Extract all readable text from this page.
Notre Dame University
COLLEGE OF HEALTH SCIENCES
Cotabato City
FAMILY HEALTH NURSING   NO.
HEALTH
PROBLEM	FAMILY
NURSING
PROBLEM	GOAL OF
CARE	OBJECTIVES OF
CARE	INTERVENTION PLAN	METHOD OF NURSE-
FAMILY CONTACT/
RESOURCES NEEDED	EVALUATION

= = = = = = =

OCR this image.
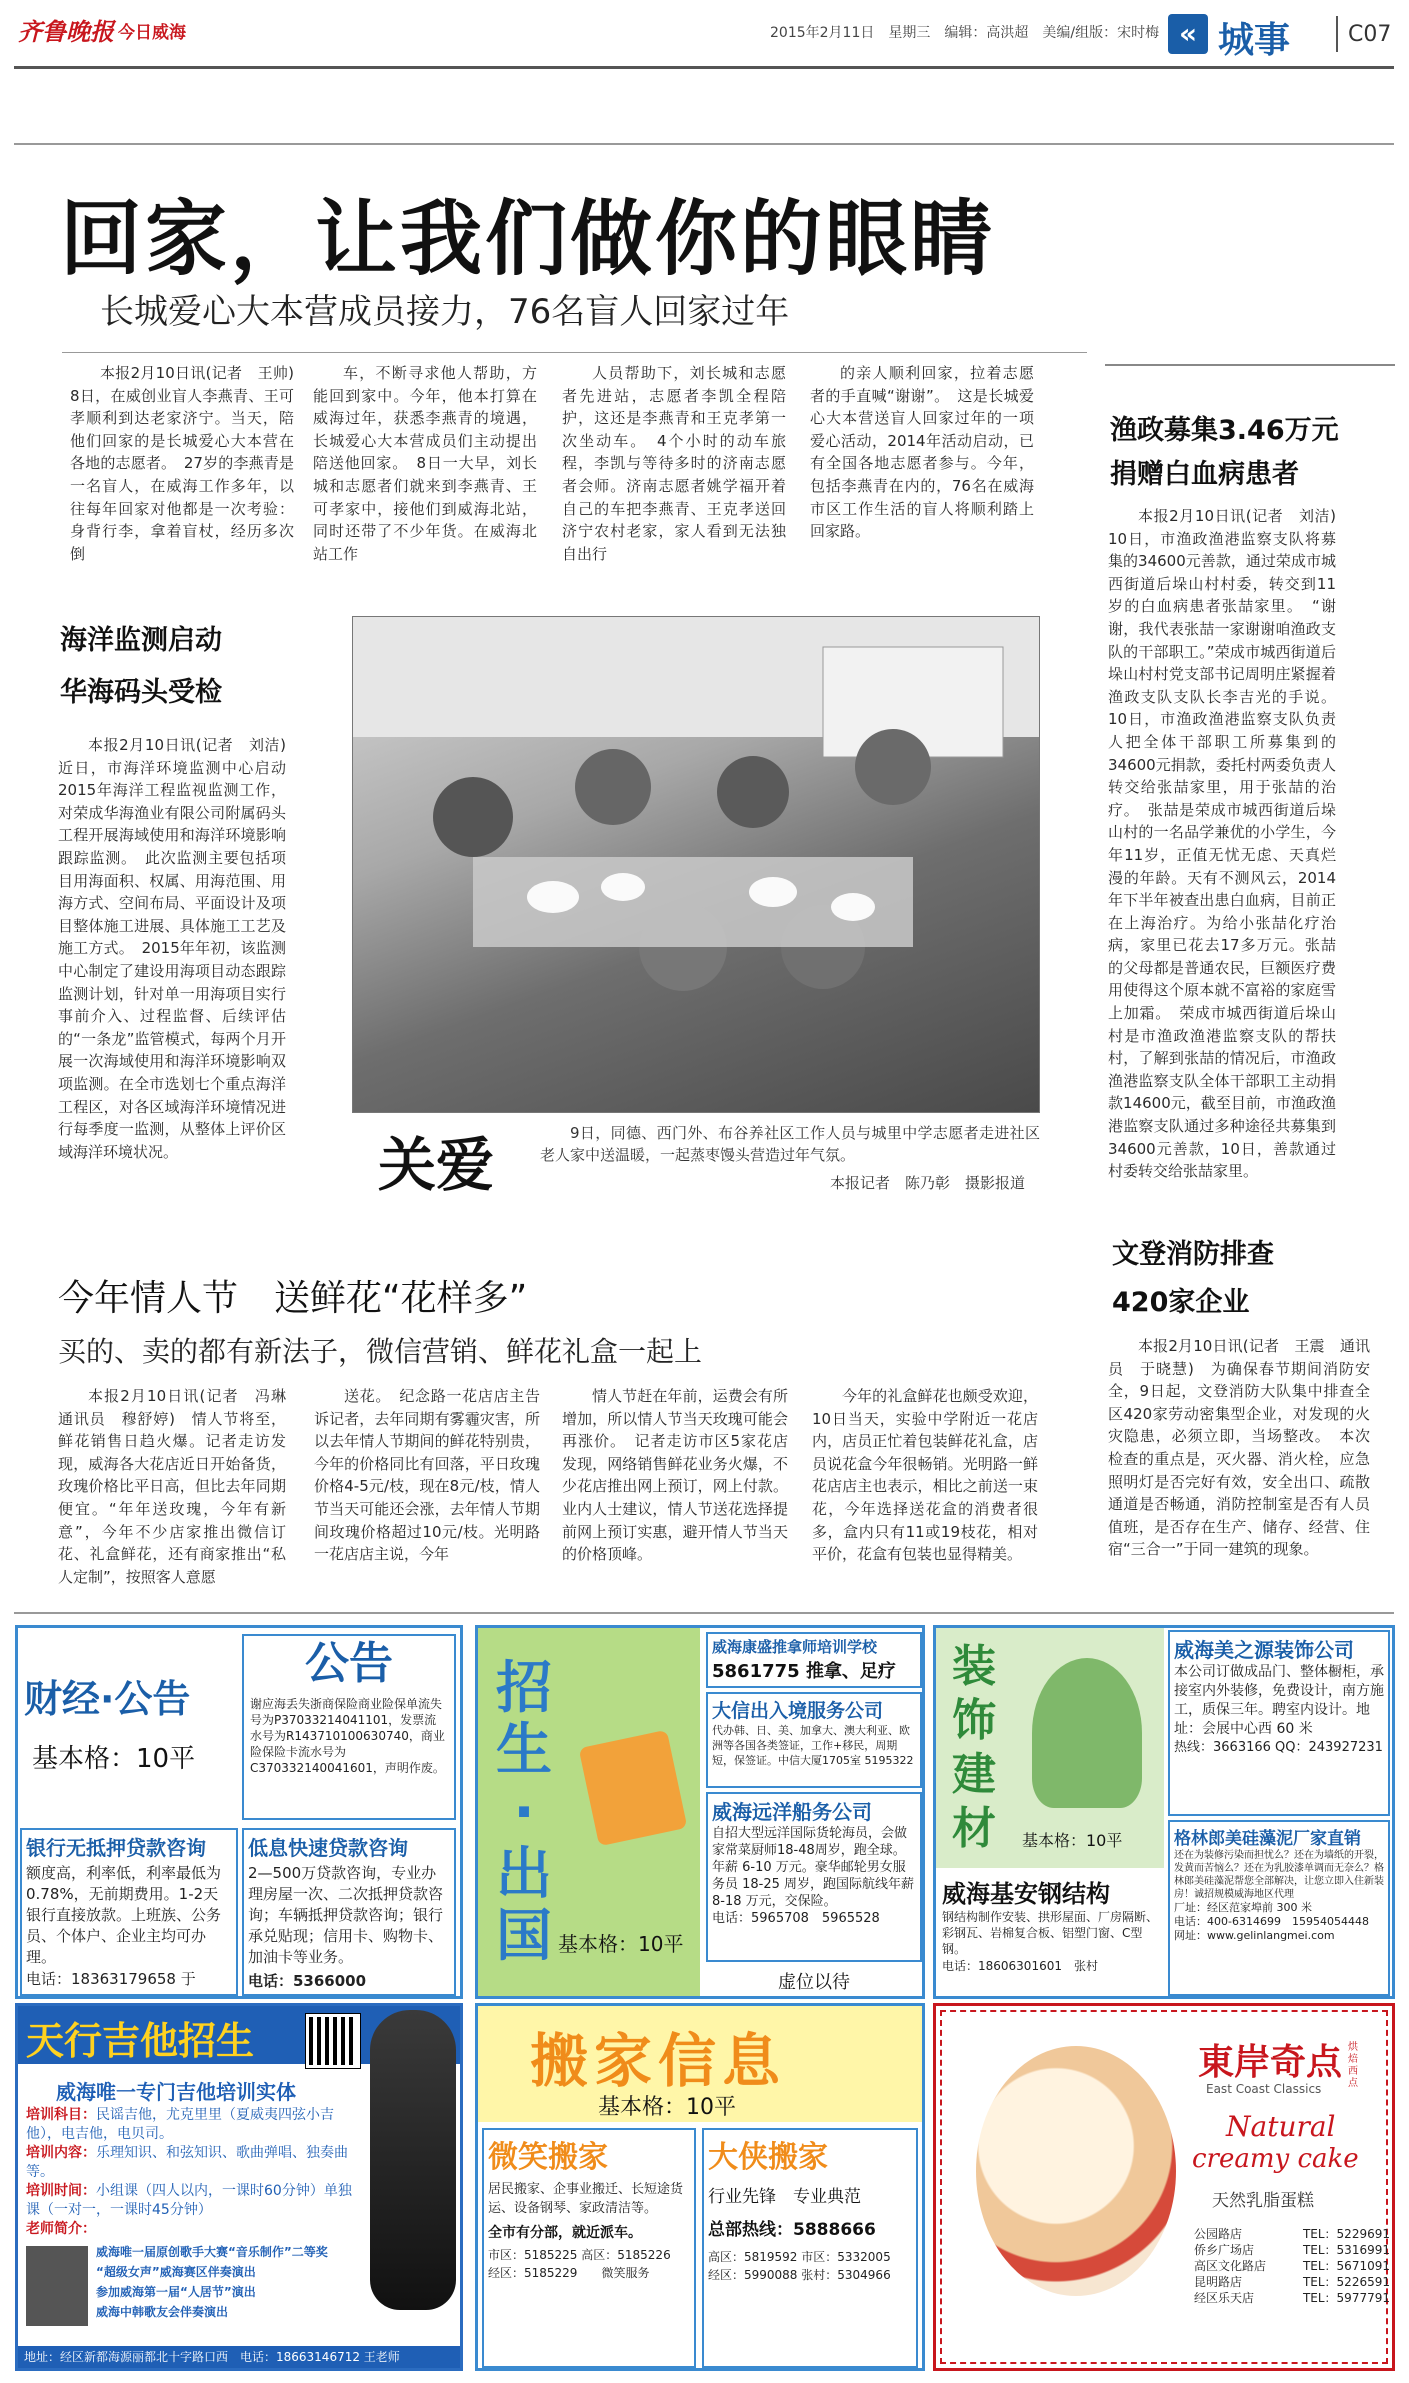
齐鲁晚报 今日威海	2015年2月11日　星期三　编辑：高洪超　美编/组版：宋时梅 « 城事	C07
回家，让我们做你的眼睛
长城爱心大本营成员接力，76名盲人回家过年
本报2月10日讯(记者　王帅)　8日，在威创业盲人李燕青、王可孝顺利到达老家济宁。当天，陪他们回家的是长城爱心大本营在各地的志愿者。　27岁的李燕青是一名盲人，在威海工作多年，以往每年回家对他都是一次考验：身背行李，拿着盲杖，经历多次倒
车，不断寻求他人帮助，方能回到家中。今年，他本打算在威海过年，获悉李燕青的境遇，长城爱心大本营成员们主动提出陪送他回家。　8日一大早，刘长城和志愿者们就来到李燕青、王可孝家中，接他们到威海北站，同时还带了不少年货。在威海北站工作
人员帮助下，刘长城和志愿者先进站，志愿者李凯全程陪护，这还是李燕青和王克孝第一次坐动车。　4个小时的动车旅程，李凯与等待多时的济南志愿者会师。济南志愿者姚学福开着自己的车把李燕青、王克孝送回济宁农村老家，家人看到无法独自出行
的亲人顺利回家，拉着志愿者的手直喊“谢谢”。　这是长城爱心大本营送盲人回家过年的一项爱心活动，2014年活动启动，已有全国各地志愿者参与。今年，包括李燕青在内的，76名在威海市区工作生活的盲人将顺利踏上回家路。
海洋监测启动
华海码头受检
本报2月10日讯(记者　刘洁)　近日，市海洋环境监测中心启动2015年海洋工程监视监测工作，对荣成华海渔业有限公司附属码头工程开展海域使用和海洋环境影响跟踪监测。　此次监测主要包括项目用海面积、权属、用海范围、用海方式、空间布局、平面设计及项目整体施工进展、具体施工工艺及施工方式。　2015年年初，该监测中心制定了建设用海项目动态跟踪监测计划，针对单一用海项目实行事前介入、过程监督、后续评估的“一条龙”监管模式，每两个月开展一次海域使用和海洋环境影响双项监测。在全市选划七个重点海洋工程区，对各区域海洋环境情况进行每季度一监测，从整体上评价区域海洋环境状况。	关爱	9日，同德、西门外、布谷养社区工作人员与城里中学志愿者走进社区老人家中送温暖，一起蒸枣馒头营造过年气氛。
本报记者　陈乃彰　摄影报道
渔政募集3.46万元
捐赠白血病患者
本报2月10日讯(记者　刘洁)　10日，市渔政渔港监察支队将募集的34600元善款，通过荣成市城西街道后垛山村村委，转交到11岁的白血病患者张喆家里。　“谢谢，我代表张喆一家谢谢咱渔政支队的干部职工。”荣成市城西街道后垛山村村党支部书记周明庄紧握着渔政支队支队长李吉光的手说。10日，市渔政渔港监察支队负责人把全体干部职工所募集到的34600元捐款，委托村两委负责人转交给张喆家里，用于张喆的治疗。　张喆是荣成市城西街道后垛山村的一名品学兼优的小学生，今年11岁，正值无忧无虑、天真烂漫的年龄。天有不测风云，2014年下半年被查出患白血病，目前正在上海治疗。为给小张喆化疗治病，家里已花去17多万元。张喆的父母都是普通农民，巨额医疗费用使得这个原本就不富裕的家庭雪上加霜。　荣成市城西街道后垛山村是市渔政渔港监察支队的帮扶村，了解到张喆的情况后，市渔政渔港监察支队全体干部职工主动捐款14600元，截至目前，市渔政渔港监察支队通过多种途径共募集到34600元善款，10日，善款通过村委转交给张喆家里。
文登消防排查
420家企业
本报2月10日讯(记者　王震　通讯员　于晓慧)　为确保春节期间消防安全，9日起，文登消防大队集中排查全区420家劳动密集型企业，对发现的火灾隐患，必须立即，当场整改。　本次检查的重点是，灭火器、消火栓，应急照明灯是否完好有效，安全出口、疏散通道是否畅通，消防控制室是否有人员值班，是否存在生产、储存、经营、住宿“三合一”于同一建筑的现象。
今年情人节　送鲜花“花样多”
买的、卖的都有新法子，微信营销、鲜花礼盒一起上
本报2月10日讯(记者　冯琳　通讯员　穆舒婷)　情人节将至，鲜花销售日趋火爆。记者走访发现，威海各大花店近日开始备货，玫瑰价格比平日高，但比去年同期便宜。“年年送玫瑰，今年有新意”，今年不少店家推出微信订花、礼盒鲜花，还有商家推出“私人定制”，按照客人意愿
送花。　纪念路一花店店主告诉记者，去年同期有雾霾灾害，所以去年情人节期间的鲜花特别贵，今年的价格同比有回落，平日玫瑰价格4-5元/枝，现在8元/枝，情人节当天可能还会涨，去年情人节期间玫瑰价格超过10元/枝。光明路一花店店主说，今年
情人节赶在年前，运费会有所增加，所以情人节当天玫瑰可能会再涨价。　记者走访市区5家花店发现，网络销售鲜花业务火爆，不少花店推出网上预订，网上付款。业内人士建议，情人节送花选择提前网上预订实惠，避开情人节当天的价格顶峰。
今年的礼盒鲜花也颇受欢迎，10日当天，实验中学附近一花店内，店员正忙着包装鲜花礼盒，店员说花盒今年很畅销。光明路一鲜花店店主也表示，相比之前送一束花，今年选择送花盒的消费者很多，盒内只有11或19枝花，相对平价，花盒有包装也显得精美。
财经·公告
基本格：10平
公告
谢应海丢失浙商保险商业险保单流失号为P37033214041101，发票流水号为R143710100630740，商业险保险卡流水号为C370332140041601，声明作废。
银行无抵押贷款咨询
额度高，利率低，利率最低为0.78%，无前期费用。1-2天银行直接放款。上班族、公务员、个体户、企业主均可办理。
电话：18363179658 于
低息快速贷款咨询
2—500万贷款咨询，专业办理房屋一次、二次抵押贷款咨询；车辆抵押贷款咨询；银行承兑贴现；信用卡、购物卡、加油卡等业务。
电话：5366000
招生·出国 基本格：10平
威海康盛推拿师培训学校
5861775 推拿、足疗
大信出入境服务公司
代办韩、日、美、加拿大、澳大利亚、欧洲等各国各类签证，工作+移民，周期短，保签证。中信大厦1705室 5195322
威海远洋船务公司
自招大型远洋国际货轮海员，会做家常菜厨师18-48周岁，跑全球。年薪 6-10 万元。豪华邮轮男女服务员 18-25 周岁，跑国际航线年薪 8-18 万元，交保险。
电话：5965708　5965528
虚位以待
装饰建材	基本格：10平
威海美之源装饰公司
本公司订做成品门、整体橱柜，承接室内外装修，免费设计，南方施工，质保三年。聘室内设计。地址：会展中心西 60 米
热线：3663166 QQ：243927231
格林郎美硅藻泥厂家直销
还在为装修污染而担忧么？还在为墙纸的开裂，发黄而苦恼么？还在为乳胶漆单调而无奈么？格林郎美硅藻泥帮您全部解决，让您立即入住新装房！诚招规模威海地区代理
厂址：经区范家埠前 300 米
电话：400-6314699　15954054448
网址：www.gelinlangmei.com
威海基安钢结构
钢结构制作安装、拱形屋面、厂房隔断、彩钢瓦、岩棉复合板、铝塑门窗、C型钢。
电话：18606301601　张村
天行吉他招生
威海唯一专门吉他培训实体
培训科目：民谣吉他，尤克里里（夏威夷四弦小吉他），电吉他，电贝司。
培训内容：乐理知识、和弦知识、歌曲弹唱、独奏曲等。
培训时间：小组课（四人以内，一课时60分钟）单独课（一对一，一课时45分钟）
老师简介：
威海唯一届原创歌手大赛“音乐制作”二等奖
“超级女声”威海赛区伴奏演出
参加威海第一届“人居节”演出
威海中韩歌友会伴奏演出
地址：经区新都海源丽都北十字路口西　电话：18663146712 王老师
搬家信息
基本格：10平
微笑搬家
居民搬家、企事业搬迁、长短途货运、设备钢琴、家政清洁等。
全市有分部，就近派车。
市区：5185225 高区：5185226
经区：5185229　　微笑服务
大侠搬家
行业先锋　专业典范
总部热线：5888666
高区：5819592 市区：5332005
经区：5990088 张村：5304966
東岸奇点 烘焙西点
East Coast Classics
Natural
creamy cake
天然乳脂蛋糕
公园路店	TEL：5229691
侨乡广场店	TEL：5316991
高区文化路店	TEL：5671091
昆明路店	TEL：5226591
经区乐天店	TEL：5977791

= = = = = = =

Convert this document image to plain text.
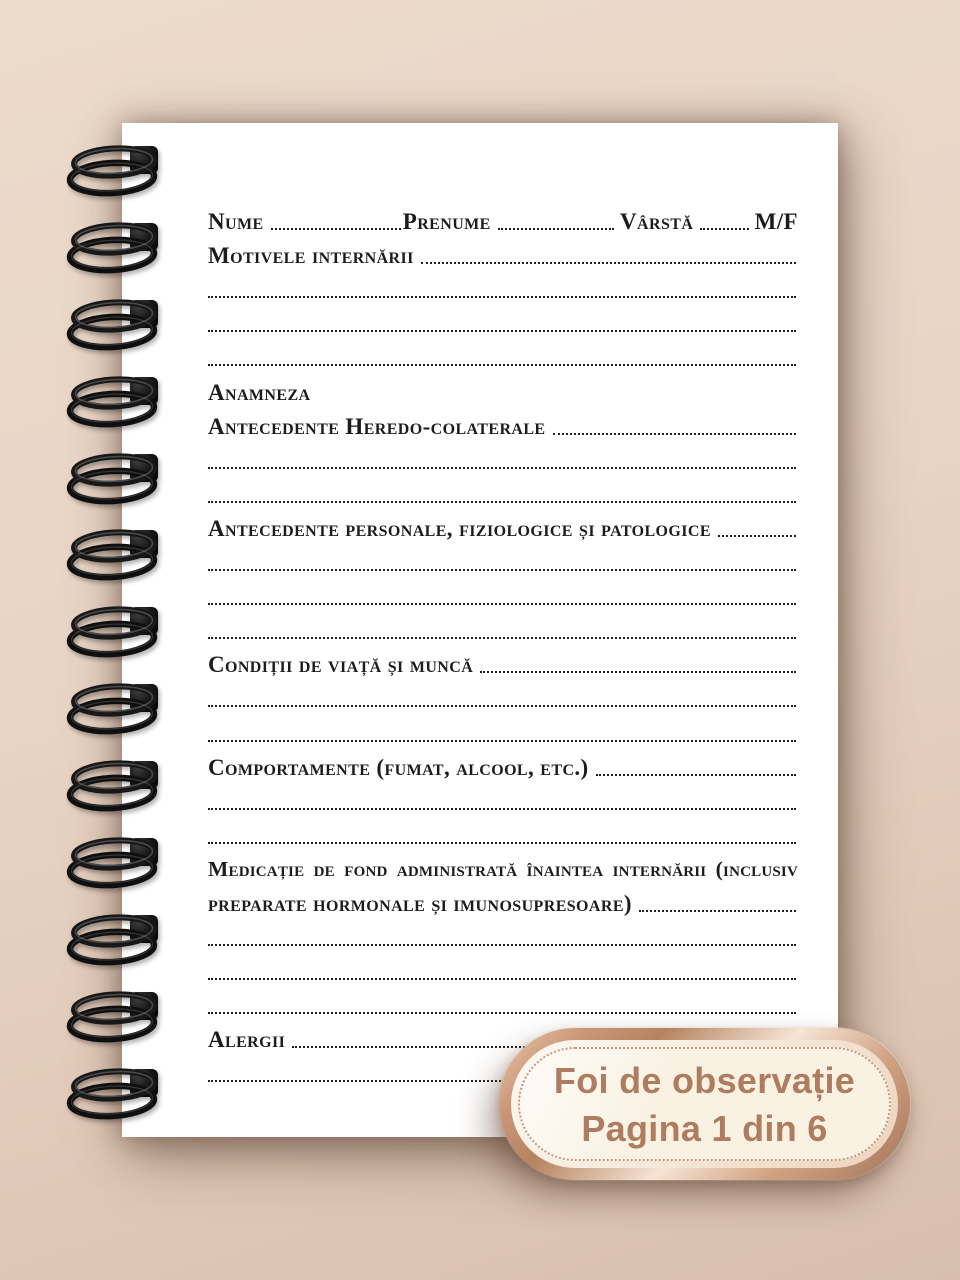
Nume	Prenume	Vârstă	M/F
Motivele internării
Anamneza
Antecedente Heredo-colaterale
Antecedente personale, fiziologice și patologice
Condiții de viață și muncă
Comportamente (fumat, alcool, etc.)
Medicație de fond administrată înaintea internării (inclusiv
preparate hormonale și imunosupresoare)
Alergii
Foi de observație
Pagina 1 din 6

= = = = = = =

# [WHAT TO PRODUCE]
From the records above, pull out every line containing the word "internării".

# [RESULT OF THE TASK]
Motivele internării
Medicație de fond administrată înaintea internării (inclusiv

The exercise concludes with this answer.